Dataset listings of figures:
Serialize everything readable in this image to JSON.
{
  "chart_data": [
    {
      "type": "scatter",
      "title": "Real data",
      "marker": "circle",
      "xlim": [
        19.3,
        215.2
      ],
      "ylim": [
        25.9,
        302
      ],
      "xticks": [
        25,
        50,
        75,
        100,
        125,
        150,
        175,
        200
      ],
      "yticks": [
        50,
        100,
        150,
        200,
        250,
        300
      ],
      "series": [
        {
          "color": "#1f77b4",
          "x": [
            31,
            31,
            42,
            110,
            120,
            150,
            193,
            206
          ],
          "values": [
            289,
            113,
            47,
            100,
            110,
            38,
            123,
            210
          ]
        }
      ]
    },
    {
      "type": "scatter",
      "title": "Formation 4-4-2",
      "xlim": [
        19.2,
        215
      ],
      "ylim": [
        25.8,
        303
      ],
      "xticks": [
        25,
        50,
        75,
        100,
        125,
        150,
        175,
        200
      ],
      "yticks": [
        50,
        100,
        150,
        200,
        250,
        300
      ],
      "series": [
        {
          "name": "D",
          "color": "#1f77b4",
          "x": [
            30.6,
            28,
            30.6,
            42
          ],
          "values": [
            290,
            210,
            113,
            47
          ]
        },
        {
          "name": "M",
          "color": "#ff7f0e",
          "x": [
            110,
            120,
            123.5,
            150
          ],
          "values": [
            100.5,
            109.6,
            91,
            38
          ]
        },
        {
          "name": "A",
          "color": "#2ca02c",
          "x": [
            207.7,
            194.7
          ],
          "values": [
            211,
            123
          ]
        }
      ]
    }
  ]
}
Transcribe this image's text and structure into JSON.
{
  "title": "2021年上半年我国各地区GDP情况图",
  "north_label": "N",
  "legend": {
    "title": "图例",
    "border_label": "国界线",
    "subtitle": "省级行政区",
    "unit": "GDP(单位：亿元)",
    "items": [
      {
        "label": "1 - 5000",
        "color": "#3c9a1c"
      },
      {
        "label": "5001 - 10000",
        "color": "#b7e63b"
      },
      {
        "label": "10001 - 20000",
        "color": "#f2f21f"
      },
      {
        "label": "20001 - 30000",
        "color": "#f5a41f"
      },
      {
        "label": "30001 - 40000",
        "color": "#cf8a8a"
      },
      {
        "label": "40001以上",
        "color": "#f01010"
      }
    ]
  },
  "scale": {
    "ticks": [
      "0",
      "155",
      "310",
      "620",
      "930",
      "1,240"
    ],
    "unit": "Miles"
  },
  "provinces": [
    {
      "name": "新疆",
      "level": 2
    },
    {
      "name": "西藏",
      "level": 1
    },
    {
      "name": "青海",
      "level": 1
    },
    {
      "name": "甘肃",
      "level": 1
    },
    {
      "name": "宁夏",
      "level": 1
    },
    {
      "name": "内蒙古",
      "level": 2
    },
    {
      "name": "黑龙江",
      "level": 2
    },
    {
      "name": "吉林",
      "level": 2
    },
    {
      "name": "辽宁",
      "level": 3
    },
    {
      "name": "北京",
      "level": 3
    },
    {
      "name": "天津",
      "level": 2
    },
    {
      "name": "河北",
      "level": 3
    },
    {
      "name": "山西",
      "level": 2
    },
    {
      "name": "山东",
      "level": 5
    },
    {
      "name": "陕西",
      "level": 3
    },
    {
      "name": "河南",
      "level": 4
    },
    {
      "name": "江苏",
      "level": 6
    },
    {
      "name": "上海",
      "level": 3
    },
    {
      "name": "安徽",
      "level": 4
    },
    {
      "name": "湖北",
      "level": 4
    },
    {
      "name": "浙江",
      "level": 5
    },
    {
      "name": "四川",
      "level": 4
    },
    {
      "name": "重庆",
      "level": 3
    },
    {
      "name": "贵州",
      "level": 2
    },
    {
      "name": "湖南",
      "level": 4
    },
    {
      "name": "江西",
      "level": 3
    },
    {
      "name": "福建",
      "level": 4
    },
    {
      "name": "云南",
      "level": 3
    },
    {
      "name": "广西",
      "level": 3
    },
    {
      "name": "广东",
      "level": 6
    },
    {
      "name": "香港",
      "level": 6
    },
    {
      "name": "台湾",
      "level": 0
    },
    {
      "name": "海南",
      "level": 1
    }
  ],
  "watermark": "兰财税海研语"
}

EXERCISE GOAL: Nothing should be changed: write out all of the data as is.

SOLUTION TO THE EXERCISE:
Serialize everything readable in this image to JSON.
{
  "chart_data": [
    {
      "type": "scatter",
      "title": "Real data",
      "marker": "circle",
      "xlim": [
        19.3,
        215.2
      ],
      "ylim": [
        25.9,
        302
      ],
      "xticks": [
        25,
        50,
        75,
        100,
        125,
        150,
        175,
        200
      ],
      "yticks": [
        50,
        100,
        150,
        200,
        250,
        300
      ],
      "series": [
        {
          "color": "#1f77b4",
          "x": [
            31,
            31,
            42,
            110,
            120,
            150,
            193,
            206
          ],
          "values": [
            289,
            113,
            47,
            100,
            110,
            38,
            123,
            210
          ]
        }
      ]
    },
    {
      "type": "scatter",
      "title": "Formation 4-4-2",
      "xlim": [
        19.2,
        215
      ],
      "ylim": [
        25.8,
        303
      ],
      "xticks": [
        25,
        50,
        75,
        100,
        125,
        150,
        175,
        200
      ],
      "yticks": [
        50,
        100,
        150,
        200,
        250,
        300
      ],
      "series": [
        {
          "name": "D",
          "color": "#1f77b4",
          "x": [
            30.6,
            28,
            30.6,
            42
          ],
          "values": [
            290,
            210,
            113,
            47
          ]
        },
        {
          "name": "M",
          "color": "#ff7f0e",
          "x": [
            110,
            120,
            123.5,
            150
          ],
          "values": [
            100.5,
            109.6,
            91,
            38
          ]
        },
        {
          "name": "A",
          "color": "#2ca02c",
          "x": [
            207.7,
            194.7
          ],
          "values": [
            211,
            123
          ]
        }
      ]
    }
  ]
}
Transcribe this image's text and structure into JSON.
{
  "title": "2021年上半年我国各地区GDP情况图",
  "north_label": "N",
  "legend": {
    "title": "图例",
    "border_label": "国界线",
    "subtitle": "省级行政区",
    "unit": "GDP(单位：亿元)",
    "items": [
      {
        "label": "1 - 5000",
        "color": "#3c9a1c"
      },
      {
        "label": "5001 - 10000",
        "color": "#b7e63b"
      },
      {
        "label": "10001 - 20000",
        "color": "#f2f21f"
      },
      {
        "label": "20001 - 30000",
        "color": "#f5a41f"
      },
      {
        "label": "30001 - 40000",
        "color": "#cf8a8a"
      },
      {
        "label": "40001以上",
        "color": "#f01010"
      }
    ]
  },
  "scale": {
    "ticks": [
      "0",
      "155",
      "310",
      "620",
      "930",
      "1,240"
    ],
    "unit": "Miles"
  },
  "provinces": [
    {
      "name": "新疆",
      "level": 2
    },
    {
      "name": "西藏",
      "level": 1
    },
    {
      "name": "青海",
      "level": 1
    },
    {
      "name": "甘肃",
      "level": 1
    },
    {
      "name": "宁夏",
      "level": 1
    },
    {
      "name": "内蒙古",
      "level": 2
    },
    {
      "name": "黑龙江",
      "level": 2
    },
    {
      "name": "吉林",
      "level": 2
    },
    {
      "name": "辽宁",
      "level": 3
    },
    {
      "name": "北京",
      "level": 3
    },
    {
      "name": "天津",
      "level": 2
    },
    {
      "name": "河北",
      "level": 3
    },
    {
      "name": "山西",
      "level": 2
    },
    {
      "name": "山东",
      "level": 5
    },
    {
      "name": "陕西",
      "level": 3
    },
    {
      "name": "河南",
      "level": 4
    },
    {
      "name": "江苏",
      "level": 6
    },
    {
      "name": "上海",
      "level": 3
    },
    {
      "name": "安徽",
      "level": 4
    },
    {
      "name": "湖北",
      "level": 4
    },
    {
      "name": "浙江",
      "level": 5
    },
    {
      "name": "四川",
      "level": 4
    },
    {
      "name": "重庆",
      "level": 3
    },
    {
      "name": "贵州",
      "level": 2
    },
    {
      "name": "湖南",
      "level": 4
    },
    {
      "name": "江西",
      "level": 3
    },
    {
      "name": "福建",
      "level": 4
    },
    {
      "name": "云南",
      "level": 3
    },
    {
      "name": "广西",
      "level": 3
    },
    {
      "name": "广东",
      "level": 6
    },
    {
      "name": "香港",
      "level": 6
    },
    {
      "name": "台湾",
      "level": 0
    },
    {
      "name": "海南",
      "level": 1
    }
  ],
  "watermark": "兰财税海研语"
}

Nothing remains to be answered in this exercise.